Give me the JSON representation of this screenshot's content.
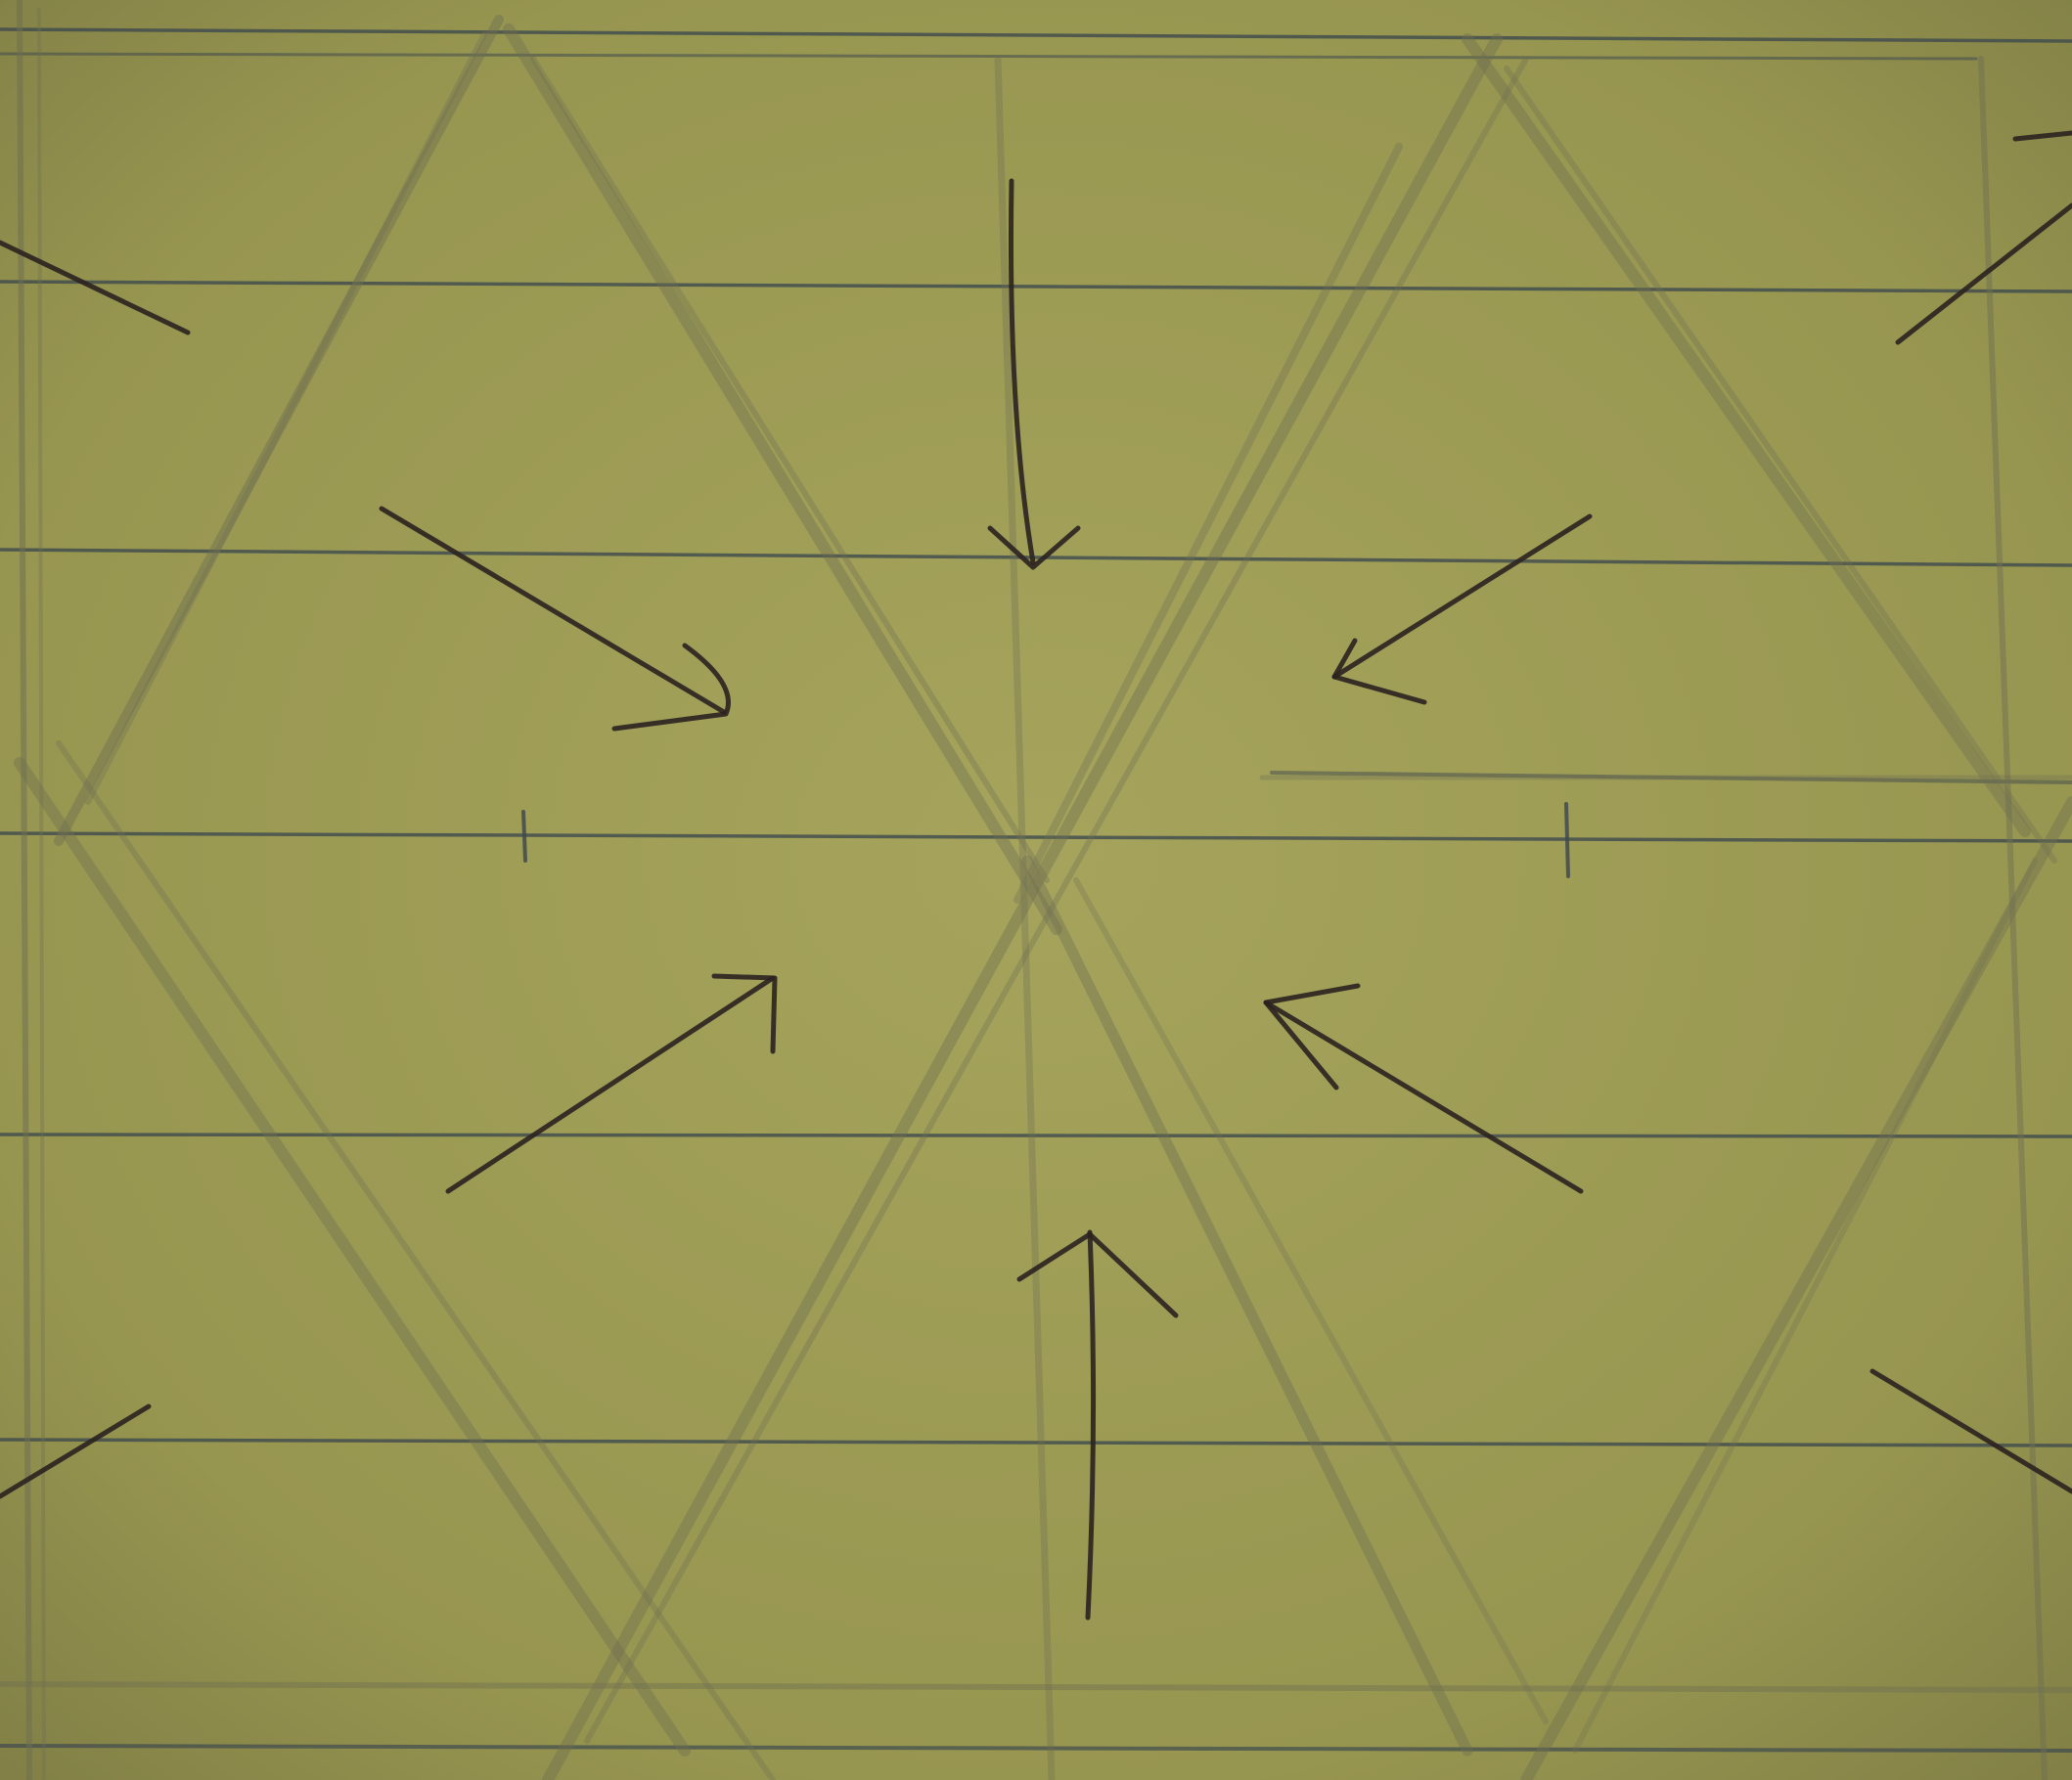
{
  "paper": {
    "color": "#9a9a55",
    "ruled_line_color": "#3f4a4e",
    "pencil_color": "#6f6f52",
    "ink_color": "#2b2220"
  },
  "drawing": {
    "ruled_lines": 6,
    "pencil_strokes": 20,
    "arrows": 12,
    "tick_marks": 2
  }
}
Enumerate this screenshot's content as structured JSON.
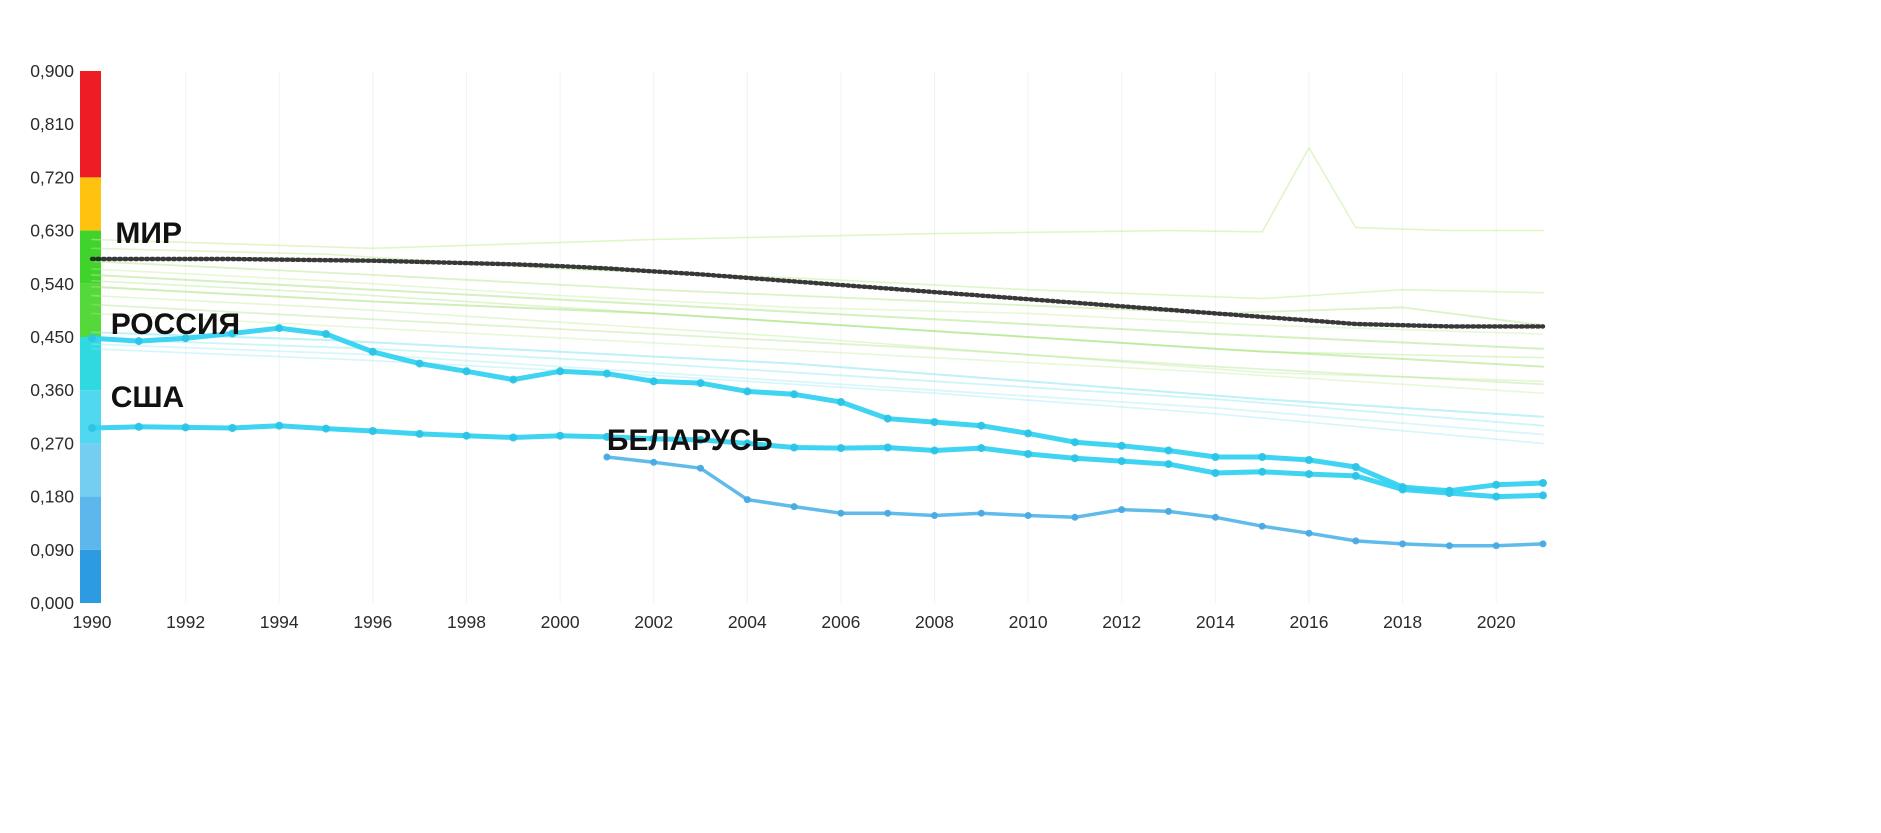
{
  "page": {
    "background": "#ffffff"
  },
  "chart_data": {
    "type": "line",
    "title": "",
    "xlabel": "",
    "ylabel": "",
    "x_domain": [
      1990,
      2021
    ],
    "y_domain": [
      0,
      0.9
    ],
    "grid": "faint-vertical",
    "legend_position": "inline-annotations",
    "x_ticks": [
      {
        "value": 1990,
        "label": "1990"
      },
      {
        "value": 1992,
        "label": "1992"
      },
      {
        "value": 1994,
        "label": "1994"
      },
      {
        "value": 1996,
        "label": "1996"
      },
      {
        "value": 1998,
        "label": "1998"
      },
      {
        "value": 2000,
        "label": "2000"
      },
      {
        "value": 2002,
        "label": "2002"
      },
      {
        "value": 2004,
        "label": "2004"
      },
      {
        "value": 2006,
        "label": "2006"
      },
      {
        "value": 2008,
        "label": "2008"
      },
      {
        "value": 2010,
        "label": "2010"
      },
      {
        "value": 2012,
        "label": "2012"
      },
      {
        "value": 2014,
        "label": "2014"
      },
      {
        "value": 2016,
        "label": "2016"
      },
      {
        "value": 2018,
        "label": "2018"
      },
      {
        "value": 2020,
        "label": "2020"
      }
    ],
    "y_ticks": [
      {
        "value": 0.9,
        "label": "0,900"
      },
      {
        "value": 0.81,
        "label": "0,810"
      },
      {
        "value": 0.72,
        "label": "0,720"
      },
      {
        "value": 0.63,
        "label": "0,630"
      },
      {
        "value": 0.54,
        "label": "0,540"
      },
      {
        "value": 0.45,
        "label": "0,450"
      },
      {
        "value": 0.36,
        "label": "0,360"
      },
      {
        "value": 0.27,
        "label": "0,270"
      },
      {
        "value": 0.18,
        "label": "0,180"
      },
      {
        "value": 0.09,
        "label": "0,090"
      },
      {
        "value": 0.0,
        "label": "0,000"
      }
    ],
    "color_scale_bar": {
      "segments": [
        {
          "from": 0.72,
          "to": 0.9,
          "color": "#ee1c25"
        },
        {
          "from": 0.63,
          "to": 0.72,
          "color": "#ffc20e"
        },
        {
          "from": 0.54,
          "to": 0.63,
          "color": "#3fd32c"
        },
        {
          "from": 0.45,
          "to": 0.54,
          "color": "#55d83a"
        },
        {
          "from": 0.36,
          "to": 0.45,
          "color": "#2ed9e0"
        },
        {
          "from": 0.27,
          "to": 0.36,
          "color": "#4fd8f0"
        },
        {
          "from": 0.18,
          "to": 0.27,
          "color": "#74cef2"
        },
        {
          "from": 0.09,
          "to": 0.18,
          "color": "#5cb8ec"
        },
        {
          "from": 0.0,
          "to": 0.09,
          "color": "#2d9be2"
        }
      ]
    },
    "series": [
      {
        "id": "mir",
        "label": "МИР",
        "color": "#1c1c1c",
        "style": "dotted",
        "width": 4.4,
        "opacity": 0.88,
        "markers": false,
        "start_year": 1990,
        "values": [
          0.582,
          0.582,
          0.582,
          0.582,
          0.581,
          0.58,
          0.579,
          0.577,
          0.575,
          0.573,
          0.57,
          0.566,
          0.561,
          0.556,
          0.55,
          0.544,
          0.538,
          0.532,
          0.526,
          0.52,
          0.514,
          0.508,
          0.502,
          0.496,
          0.49,
          0.484,
          0.478,
          0.472,
          0.47,
          0.468,
          0.468,
          0.468
        ]
      },
      {
        "id": "rossiya",
        "label": "РОССИЯ",
        "color": "#35d2f0",
        "marker_color": "#2cc4e6",
        "style": "solid",
        "width": 5,
        "opacity": 0.95,
        "markers": true,
        "marker_radius": 4,
        "start_year": 1990,
        "values": [
          0.448,
          0.443,
          0.448,
          0.456,
          0.465,
          0.455,
          0.425,
          0.405,
          0.392,
          0.378,
          0.392,
          0.388,
          0.375,
          0.372,
          0.358,
          0.353,
          0.34,
          0.312,
          0.306,
          0.3,
          0.287,
          0.272,
          0.266,
          0.258,
          0.247,
          0.247,
          0.242,
          0.23,
          0.196,
          0.19,
          0.2,
          0.203
        ]
      },
      {
        "id": "ssha",
        "label": "США",
        "color": "#35d2f0",
        "marker_color": "#2cc4e6",
        "style": "solid",
        "width": 5,
        "opacity": 0.95,
        "markers": true,
        "marker_radius": 4,
        "start_year": 1990,
        "values": [
          0.296,
          0.298,
          0.297,
          0.296,
          0.3,
          0.295,
          0.291,
          0.286,
          0.283,
          0.28,
          0.283,
          0.281,
          0.278,
          0.276,
          0.27,
          0.263,
          0.262,
          0.263,
          0.258,
          0.262,
          0.252,
          0.245,
          0.24,
          0.235,
          0.22,
          0.222,
          0.218,
          0.215,
          0.192,
          0.186,
          0.18,
          0.182
        ]
      },
      {
        "id": "belarus",
        "label": "БЕЛАРУСЬ",
        "color": "#57b7ea",
        "marker_color": "#49a9e0",
        "style": "solid",
        "width": 3.5,
        "opacity": 0.95,
        "markers": true,
        "marker_radius": 3.5,
        "start_year": 2001,
        "values": [
          0.247,
          0.238,
          0.228,
          0.175,
          0.163,
          0.152,
          0.152,
          0.148,
          0.152,
          0.148,
          0.145,
          0.158,
          0.155,
          0.145,
          0.13,
          0.118,
          0.105,
          0.1,
          0.097,
          0.097,
          0.1
        ]
      }
    ],
    "annotations": [
      {
        "text": "МИР",
        "year": 1990.5,
        "value": 0.609,
        "color": "#111111"
      },
      {
        "text": "РОССИЯ",
        "year": 1990.4,
        "value": 0.455,
        "color": "#111111"
      },
      {
        "text": "США",
        "year": 1990.4,
        "value": 0.332,
        "color": "#111111"
      },
      {
        "text": "БЕЛАРУСЬ",
        "year": 2001.0,
        "value": 0.259,
        "color": "#111111"
      }
    ],
    "background_series": [
      {
        "color": "#c6ef9a",
        "opacity": 0.55,
        "width": 1.6,
        "points": [
          [
            1990,
            0.615
          ],
          [
            1996,
            0.6
          ],
          [
            2002,
            0.615
          ],
          [
            2008,
            0.625
          ],
          [
            2013,
            0.63
          ],
          [
            2015,
            0.628
          ],
          [
            2016,
            0.77
          ],
          [
            2017,
            0.635
          ],
          [
            2019,
            0.63
          ],
          [
            2021,
            0.63
          ]
        ]
      },
      {
        "color": "#b9ea8c",
        "opacity": 0.45,
        "width": 1.6,
        "points": [
          [
            1990,
            0.6
          ],
          [
            1995,
            0.59
          ],
          [
            2000,
            0.565
          ],
          [
            2005,
            0.55
          ],
          [
            2010,
            0.53
          ],
          [
            2015,
            0.515
          ],
          [
            2018,
            0.53
          ],
          [
            2021,
            0.525
          ]
        ]
      },
      {
        "color": "#aee584",
        "opacity": 0.45,
        "width": 1.8,
        "points": [
          [
            1990,
            0.578
          ],
          [
            1996,
            0.555
          ],
          [
            2002,
            0.53
          ],
          [
            2008,
            0.51
          ],
          [
            2014,
            0.49
          ],
          [
            2018,
            0.5
          ],
          [
            2021,
            0.47
          ]
        ]
      },
      {
        "color": "#c0ee96",
        "opacity": 0.4,
        "width": 1.6,
        "points": [
          [
            1990,
            0.565
          ],
          [
            1995,
            0.545
          ],
          [
            2000,
            0.52
          ],
          [
            2005,
            0.5
          ],
          [
            2010,
            0.49
          ],
          [
            2015,
            0.47
          ],
          [
            2021,
            0.455
          ]
        ]
      },
      {
        "color": "#a8e47e",
        "opacity": 0.5,
        "width": 2.0,
        "points": [
          [
            1990,
            0.555
          ],
          [
            1996,
            0.53
          ],
          [
            2002,
            0.505
          ],
          [
            2008,
            0.48
          ],
          [
            2014,
            0.455
          ],
          [
            2021,
            0.43
          ]
        ]
      },
      {
        "color": "#b4e98a",
        "opacity": 0.45,
        "width": 1.6,
        "points": [
          [
            1990,
            0.545
          ],
          [
            1995,
            0.525
          ],
          [
            2000,
            0.5
          ],
          [
            2005,
            0.475
          ],
          [
            2010,
            0.45
          ],
          [
            2015,
            0.425
          ],
          [
            2021,
            0.415
          ]
        ]
      },
      {
        "color": "#9fe074",
        "opacity": 0.5,
        "width": 2.0,
        "points": [
          [
            1990,
            0.535
          ],
          [
            1996,
            0.51
          ],
          [
            2002,
            0.49
          ],
          [
            2008,
            0.46
          ],
          [
            2014,
            0.43
          ],
          [
            2021,
            0.4
          ]
        ]
      },
      {
        "color": "#c2ef9c",
        "opacity": 0.45,
        "width": 1.6,
        "points": [
          [
            1990,
            0.52
          ],
          [
            1995,
            0.5
          ],
          [
            2000,
            0.475
          ],
          [
            2005,
            0.45
          ],
          [
            2010,
            0.42
          ],
          [
            2015,
            0.39
          ],
          [
            2021,
            0.375
          ]
        ]
      },
      {
        "color": "#ade288",
        "opacity": 0.4,
        "width": 1.8,
        "points": [
          [
            1990,
            0.505
          ],
          [
            1996,
            0.48
          ],
          [
            2002,
            0.455
          ],
          [
            2008,
            0.43
          ],
          [
            2014,
            0.4
          ],
          [
            2021,
            0.37
          ]
        ]
      },
      {
        "color": "#b9ea8c",
        "opacity": 0.35,
        "width": 1.6,
        "points": [
          [
            1990,
            0.49
          ],
          [
            1996,
            0.465
          ],
          [
            2002,
            0.44
          ],
          [
            2008,
            0.415
          ],
          [
            2014,
            0.39
          ],
          [
            2021,
            0.355
          ]
        ]
      },
      {
        "color": "#7de4f2",
        "opacity": 0.5,
        "width": 2.0,
        "points": [
          [
            1990,
            0.458
          ],
          [
            1995,
            0.445
          ],
          [
            2000,
            0.425
          ],
          [
            2005,
            0.405
          ],
          [
            2010,
            0.375
          ],
          [
            2015,
            0.345
          ],
          [
            2021,
            0.315
          ]
        ]
      },
      {
        "color": "#8fe8f4",
        "opacity": 0.45,
        "width": 1.8,
        "points": [
          [
            1990,
            0.447
          ],
          [
            1996,
            0.43
          ],
          [
            2002,
            0.405
          ],
          [
            2008,
            0.375
          ],
          [
            2014,
            0.345
          ],
          [
            2021,
            0.3
          ]
        ]
      },
      {
        "color": "#9debf5",
        "opacity": 0.4,
        "width": 1.8,
        "points": [
          [
            1990,
            0.438
          ],
          [
            1996,
            0.42
          ],
          [
            2002,
            0.39
          ],
          [
            2008,
            0.36
          ],
          [
            2014,
            0.33
          ],
          [
            2021,
            0.285
          ]
        ]
      },
      {
        "color": "#86e6f3",
        "opacity": 0.35,
        "width": 1.6,
        "points": [
          [
            1990,
            0.43
          ],
          [
            1996,
            0.41
          ],
          [
            2002,
            0.385
          ],
          [
            2008,
            0.355
          ],
          [
            2014,
            0.32
          ],
          [
            2021,
            0.27
          ]
        ]
      }
    ],
    "styles": {
      "tick_label_color": "#2b2b2b",
      "grid_color": "rgba(0,0,0,0.05)",
      "annotation_font_size": 30,
      "tick_font_size": 17.5
    }
  }
}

---

**What you are asked to do**
Copy every line of the data that holds the string "JSON".

**Written response**
Give me the JSON representation of this screenshot's content.
Enumerate this screenshot's content as structured JSON.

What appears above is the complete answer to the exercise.